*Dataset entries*
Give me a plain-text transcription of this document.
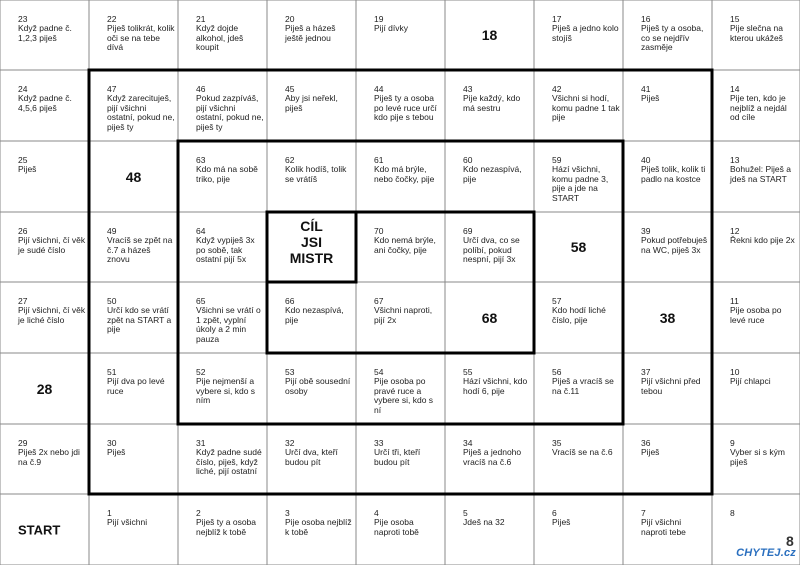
23
Když padne č. 1,2,3 piješ
22
Piješ tolikrát, kolik oči se na tebe dívá
21
Když dojde alkohol, jdeš koupit
20
Piješ a házeš ještě jednou
19
Pijí dívky	18
17
Piješ a jedno kolo stojíš
16
Piješ ty a osoba, co se nejdřív zasměje
15
Pije slečna na kterou ukážeš
24
Když padne č. 4,5,6 piješ
47
Když zarecituješ, pijí všichni ostatní, pokud ne, piješ ty
46
Pokud zazpíváš, pijí všichni ostatní, pokud ne, piješ ty
45
Aby jsi neřekl, piješ
44
Piješ ty a osoba po levé ruce určí kdo pije s tebou
43
Pije každý, kdo má sestru
42
Všichni si hodí, komu padne 1 tak pije
41
Piješ
14
Pije ten, kdo je nejblíž a nejdál od cíle
25
Piješ	48
63
Kdo má na sobě triko, pije
62
Kolik hodíš, tolik se vrátíš
61
Kdo má brýle, nebo čočky, pije
60
Kdo nezaspívá, pije
59
Hází všichni, komu padne 3, pije a jde na START
40
Piješ tolik, kolik ti padlo na kostce
13
Bohužel: Piješ a jdeš na START
26
Pijí všichni, čí věk je sudé číslo
49
Vracíš se zpět na č.7 a házeš znovu
64
Když vypiješ 3x po sobě, tak ostatní pijí 5x
CÍL
JSI
MISTR
70
Kdo nemá brýle, ani čočky, pije
69
Určí dva, co se políbí, pokud nespní, pijí 3x
58
39
Pokud potřebuješ na WC, piješ 3x
12
Řekni kdo pije 2x
27
Pijí všichni, čí věk je liché číslo
50
Určí kdo se vrátí zpět na START a pije
65
Všichni se vrátí o 1 zpět, vyplní úkoly a 2 min pauza
66
Kdo nezaspívá, pije
67
Všichni naproti, pijí 2x	68
57
Kdo hodí liché číslo, pije	38
11
Pije osoba po levé ruce
28
51
Pijí dva po levé ruce
52
Pije nejmenší a vybere si, kdo s ním
53
Pijí obě sousední osoby
54
Pije osoba po pravé ruce a vybere si, kdo s ní
55
Hází všichni, kdo hodí 6, pije
56
Piješ a vracíš se na č.11
37
Pijí všichni před tebou
10
Pijí chlapci
29
Piješ 2x nebo jdi na č.9
30
Piješ
31
Když padne sudé číslo, piješ, když liché, pijí ostatní
32
Určí dva, kteří budou pít
33
Určí tři, kteří budou pít
34
Piješ a jednoho vracíš na č.6
35
Vracíš se na č.6
36
Piješ
9
Vyber si s kým piješ
START
1
Pijí všichni
2
Piješ ty a osoba nejblíž k tobě
3
Pije osoba nejblíž k tobě
4
Pije osoba naproti tobě
5
Jdeš na 32
6
Piješ
7
Pijí všichni naproti tebe
8
8
CHYTEJ.cz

*Direction*
Reproduce the listing exactly. Leave its pictures out.

*Response below*
Give me a plain-text transcription of this document.
23
Když padne č. 1,2,3 piješ
22
Piješ tolikrát, kolik oči se na tebe dívá
21
Když dojde alkohol, jdeš koupit
20
Piješ a házeš ještě jednou
19
Pijí dívky	18
17
Piješ a jedno kolo stojíš
16
Piješ ty a osoba, co se nejdřív zasměje
15
Pije slečna na kterou ukážeš
24
Když padne č. 4,5,6 piješ
47
Když zarecituješ, pijí všichni ostatní, pokud ne, piješ ty
46
Pokud zazpíváš, pijí všichni ostatní, pokud ne, piješ ty
45
Aby jsi neřekl, piješ
44
Piješ ty a osoba po levé ruce určí kdo pije s tebou
43
Pije každý, kdo má sestru
42
Všichni si hodí, komu padne 1 tak pije
41
Piješ
14
Pije ten, kdo je nejblíž a nejdál od cíle
25
Piješ	48
63
Kdo má na sobě triko, pije
62
Kolik hodíš, tolik se vrátíš
61
Kdo má brýle, nebo čočky, pije
60
Kdo nezaspívá, pije
59
Hází všichni, komu padne 3, pije a jde na START
40
Piješ tolik, kolik ti padlo na kostce
13
Bohužel: Piješ a jdeš na START
26
Pijí všichni, čí věk je sudé číslo
49
Vracíš se zpět na č.7 a házeš znovu
64
Když vypiješ 3x po sobě, tak ostatní pijí 5x
CÍL
JSI
MISTR
70
Kdo nemá brýle, ani čočky, pije
69
Určí dva, co se políbí, pokud nespní, pijí 3x
58
39
Pokud potřebuješ na WC, piješ 3x
12
Řekni kdo pije 2x
27
Pijí všichni, čí věk je liché číslo
50
Určí kdo se vrátí zpět na START a pije
65
Všichni se vrátí o 1 zpět, vyplní úkoly a 2 min pauza
66
Kdo nezaspívá, pije
67
Všichni naproti, pijí 2x	68
57
Kdo hodí liché číslo, pije	38
11
Pije osoba po levé ruce
28
51
Pijí dva po levé ruce
52
Pije nejmenší a vybere si, kdo s ním
53
Pijí obě sousední osoby
54
Pije osoba po pravé ruce a vybere si, kdo s ní
55
Hází všichni, kdo hodí 6, pije
56
Piješ a vracíš se na č.11
37
Pijí všichni před tebou
10
Pijí chlapci
29
Piješ 2x nebo jdi na č.9
30
Piješ
31
Když padne sudé číslo, piješ, když liché, pijí ostatní
32
Určí dva, kteří budou pít
33
Určí tři, kteří budou pít
34
Piješ a jednoho vracíš na č.6
35
Vracíš se na č.6
36
Piješ
9
Vyber si s kým piješ
START
1
Pijí všichni
2
Piješ ty a osoba nejblíž k tobě
3
Pije osoba nejblíž k tobě
4
Pije osoba naproti tobě
5
Jdeš na 32
6
Piješ
7
Pijí všichni naproti tebe
8
8
CHYTEJ.cz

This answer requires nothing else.